Within the data below, state how many lines contain the string "away". Provide the number only.

**Extracts from a graphics dataset:**
────

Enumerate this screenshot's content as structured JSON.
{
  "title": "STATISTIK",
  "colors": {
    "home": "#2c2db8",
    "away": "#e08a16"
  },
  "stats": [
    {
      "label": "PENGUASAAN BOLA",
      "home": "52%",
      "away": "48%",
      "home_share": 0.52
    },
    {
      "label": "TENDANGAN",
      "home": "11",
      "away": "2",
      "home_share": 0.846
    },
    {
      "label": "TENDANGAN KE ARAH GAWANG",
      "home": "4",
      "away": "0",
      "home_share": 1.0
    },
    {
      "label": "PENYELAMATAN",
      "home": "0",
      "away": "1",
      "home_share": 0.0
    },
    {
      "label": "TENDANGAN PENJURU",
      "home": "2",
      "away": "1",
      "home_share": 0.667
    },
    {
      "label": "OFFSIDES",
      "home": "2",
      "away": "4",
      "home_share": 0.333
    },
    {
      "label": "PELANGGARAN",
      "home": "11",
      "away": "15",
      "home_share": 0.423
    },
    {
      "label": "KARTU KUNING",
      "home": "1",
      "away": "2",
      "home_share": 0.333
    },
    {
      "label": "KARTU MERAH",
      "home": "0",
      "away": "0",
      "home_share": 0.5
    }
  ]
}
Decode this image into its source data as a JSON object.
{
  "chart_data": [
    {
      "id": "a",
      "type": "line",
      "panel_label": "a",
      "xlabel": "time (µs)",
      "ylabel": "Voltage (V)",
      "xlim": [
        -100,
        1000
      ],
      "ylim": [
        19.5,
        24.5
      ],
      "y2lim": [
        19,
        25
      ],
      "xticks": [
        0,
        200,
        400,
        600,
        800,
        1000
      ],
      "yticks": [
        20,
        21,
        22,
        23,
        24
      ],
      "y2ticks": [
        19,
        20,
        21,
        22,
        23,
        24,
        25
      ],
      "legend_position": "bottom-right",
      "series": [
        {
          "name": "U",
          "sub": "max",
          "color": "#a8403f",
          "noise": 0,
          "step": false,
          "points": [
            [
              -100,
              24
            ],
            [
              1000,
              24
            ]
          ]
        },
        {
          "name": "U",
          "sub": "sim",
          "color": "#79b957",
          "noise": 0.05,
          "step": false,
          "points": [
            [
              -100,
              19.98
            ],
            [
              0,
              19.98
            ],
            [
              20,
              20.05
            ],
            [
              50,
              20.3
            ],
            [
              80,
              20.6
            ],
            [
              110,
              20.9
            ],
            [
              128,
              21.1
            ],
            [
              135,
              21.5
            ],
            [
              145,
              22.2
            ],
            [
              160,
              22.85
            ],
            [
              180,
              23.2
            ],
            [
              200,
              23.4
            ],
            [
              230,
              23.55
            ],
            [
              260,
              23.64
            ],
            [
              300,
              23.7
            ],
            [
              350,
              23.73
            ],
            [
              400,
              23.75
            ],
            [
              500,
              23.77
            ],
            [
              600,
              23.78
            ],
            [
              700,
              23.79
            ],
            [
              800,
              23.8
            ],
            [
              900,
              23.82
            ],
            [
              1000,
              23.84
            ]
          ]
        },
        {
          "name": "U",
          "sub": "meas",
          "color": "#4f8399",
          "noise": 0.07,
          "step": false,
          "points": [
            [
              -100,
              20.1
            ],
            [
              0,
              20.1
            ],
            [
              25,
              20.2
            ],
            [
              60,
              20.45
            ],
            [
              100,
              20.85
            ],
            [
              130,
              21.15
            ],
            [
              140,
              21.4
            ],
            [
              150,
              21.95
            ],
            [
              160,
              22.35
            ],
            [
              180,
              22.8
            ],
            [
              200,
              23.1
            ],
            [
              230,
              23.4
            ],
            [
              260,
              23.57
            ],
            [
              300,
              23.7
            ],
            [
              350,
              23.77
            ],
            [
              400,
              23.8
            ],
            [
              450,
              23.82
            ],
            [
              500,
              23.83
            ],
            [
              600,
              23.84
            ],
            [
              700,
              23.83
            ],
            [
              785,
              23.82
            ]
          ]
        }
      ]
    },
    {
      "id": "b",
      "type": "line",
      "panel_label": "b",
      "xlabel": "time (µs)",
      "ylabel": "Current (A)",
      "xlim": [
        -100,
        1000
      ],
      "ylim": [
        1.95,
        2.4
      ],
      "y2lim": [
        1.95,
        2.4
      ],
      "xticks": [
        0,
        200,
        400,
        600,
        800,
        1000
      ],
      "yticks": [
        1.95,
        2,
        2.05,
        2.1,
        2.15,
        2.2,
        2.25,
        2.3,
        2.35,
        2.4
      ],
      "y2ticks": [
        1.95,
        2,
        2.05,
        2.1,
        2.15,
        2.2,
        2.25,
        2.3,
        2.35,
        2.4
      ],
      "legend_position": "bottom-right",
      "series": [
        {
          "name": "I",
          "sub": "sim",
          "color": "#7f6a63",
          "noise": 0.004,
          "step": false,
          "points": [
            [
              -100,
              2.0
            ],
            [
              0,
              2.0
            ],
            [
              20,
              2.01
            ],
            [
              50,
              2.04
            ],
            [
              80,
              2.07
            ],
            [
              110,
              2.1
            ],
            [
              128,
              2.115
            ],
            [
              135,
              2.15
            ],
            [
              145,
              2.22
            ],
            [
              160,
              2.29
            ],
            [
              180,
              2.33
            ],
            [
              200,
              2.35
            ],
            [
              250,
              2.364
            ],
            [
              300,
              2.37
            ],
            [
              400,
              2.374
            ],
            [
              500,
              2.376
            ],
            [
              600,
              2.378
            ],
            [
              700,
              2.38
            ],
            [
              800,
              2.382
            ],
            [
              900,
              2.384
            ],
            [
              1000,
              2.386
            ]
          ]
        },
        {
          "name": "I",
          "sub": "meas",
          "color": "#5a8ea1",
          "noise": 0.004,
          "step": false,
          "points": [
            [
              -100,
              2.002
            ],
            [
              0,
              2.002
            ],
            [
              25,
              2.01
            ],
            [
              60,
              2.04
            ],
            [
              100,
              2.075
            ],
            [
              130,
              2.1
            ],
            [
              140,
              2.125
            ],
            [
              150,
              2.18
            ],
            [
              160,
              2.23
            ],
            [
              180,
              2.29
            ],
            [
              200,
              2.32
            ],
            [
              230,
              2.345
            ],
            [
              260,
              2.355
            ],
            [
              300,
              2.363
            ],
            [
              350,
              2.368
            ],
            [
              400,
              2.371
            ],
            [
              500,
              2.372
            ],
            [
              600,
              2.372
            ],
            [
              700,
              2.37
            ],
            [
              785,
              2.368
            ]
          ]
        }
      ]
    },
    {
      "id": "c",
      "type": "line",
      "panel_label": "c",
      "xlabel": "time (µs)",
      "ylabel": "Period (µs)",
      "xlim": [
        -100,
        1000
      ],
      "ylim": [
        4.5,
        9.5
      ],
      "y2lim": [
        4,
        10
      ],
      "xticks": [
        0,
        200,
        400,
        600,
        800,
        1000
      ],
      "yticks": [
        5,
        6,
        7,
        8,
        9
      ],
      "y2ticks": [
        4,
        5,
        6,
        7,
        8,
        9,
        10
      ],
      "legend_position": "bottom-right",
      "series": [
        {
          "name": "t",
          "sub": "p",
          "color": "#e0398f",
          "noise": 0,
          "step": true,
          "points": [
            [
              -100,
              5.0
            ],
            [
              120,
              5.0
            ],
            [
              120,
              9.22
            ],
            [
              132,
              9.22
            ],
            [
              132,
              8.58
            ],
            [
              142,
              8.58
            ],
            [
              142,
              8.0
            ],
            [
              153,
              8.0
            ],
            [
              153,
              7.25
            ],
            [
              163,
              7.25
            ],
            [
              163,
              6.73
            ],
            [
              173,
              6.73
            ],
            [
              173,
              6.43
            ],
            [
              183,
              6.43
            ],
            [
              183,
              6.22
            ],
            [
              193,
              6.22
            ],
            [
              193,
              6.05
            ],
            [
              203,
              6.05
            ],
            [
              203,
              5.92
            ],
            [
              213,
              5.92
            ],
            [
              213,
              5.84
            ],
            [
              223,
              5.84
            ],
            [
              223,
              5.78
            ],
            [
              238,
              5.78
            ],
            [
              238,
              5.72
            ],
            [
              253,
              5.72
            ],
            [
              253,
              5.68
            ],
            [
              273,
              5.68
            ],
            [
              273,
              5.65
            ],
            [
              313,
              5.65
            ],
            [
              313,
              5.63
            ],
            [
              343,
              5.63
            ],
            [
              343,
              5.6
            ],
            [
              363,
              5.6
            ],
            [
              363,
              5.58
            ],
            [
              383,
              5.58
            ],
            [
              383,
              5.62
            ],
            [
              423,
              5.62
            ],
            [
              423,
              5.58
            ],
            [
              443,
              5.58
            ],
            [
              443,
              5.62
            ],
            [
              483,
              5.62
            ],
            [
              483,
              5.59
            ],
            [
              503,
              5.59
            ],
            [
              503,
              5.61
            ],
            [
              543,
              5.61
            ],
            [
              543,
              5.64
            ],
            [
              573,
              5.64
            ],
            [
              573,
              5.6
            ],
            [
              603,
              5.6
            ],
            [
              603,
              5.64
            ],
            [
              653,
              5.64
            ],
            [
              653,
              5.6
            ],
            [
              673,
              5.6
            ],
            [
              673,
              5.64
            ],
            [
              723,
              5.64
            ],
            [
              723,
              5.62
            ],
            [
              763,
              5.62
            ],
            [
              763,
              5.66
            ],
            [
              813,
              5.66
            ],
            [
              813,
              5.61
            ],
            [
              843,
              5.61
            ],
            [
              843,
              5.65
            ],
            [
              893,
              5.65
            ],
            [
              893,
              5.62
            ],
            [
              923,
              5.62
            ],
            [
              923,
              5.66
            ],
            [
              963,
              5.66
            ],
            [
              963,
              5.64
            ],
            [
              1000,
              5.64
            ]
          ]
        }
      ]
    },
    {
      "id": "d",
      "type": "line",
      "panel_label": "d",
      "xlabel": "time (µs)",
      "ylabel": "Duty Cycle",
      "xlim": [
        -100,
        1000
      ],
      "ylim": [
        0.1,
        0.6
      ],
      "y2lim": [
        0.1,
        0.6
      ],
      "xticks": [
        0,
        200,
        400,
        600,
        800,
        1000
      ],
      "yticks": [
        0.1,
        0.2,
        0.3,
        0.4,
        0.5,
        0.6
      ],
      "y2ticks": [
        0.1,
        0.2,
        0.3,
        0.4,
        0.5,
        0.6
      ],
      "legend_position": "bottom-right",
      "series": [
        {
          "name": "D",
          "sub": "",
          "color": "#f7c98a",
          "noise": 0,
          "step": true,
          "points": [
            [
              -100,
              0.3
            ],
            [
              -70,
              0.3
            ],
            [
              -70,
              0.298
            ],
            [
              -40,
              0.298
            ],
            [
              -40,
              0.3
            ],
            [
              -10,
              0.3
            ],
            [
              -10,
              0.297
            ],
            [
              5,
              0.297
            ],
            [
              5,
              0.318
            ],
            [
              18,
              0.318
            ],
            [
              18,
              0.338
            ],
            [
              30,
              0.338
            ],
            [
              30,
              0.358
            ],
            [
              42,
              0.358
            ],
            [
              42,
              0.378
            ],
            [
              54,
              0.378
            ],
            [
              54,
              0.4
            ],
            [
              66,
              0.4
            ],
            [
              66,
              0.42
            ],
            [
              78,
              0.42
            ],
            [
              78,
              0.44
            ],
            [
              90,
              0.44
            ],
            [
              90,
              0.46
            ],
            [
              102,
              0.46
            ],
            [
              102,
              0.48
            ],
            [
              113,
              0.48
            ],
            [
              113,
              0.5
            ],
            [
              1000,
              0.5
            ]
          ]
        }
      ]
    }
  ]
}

────

**FULL OUTPUT:** 10